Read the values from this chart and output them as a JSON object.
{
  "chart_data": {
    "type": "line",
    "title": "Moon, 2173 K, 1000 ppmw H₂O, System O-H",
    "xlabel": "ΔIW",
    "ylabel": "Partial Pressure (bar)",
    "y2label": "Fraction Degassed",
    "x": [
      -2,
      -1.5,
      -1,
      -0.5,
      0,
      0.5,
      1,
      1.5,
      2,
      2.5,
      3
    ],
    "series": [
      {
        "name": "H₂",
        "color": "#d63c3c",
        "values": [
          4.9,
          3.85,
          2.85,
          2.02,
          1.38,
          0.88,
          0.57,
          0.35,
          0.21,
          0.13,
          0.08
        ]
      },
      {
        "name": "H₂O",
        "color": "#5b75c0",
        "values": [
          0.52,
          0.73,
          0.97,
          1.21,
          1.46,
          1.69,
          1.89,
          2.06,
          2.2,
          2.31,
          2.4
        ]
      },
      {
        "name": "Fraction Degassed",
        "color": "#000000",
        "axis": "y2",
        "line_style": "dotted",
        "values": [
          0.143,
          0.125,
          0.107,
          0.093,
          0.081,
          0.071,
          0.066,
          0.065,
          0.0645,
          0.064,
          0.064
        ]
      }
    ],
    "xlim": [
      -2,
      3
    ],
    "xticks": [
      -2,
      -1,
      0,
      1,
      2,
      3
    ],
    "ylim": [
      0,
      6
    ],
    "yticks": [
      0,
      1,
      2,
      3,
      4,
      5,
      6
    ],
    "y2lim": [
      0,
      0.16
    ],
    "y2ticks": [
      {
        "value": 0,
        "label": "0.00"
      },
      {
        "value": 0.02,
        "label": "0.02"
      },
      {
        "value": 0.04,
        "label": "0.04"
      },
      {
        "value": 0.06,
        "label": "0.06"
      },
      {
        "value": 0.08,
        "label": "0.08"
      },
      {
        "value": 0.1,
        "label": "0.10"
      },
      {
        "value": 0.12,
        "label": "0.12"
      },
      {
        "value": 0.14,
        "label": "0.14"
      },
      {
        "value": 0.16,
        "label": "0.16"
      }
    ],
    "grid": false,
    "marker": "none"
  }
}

===

**SET EXERCISE**. Search the records above for "name". Copy each line where it is found.

**THE REPLY**.
        "name": "H₂",
        "name": "H₂O",
        "name": "Fraction Degassed",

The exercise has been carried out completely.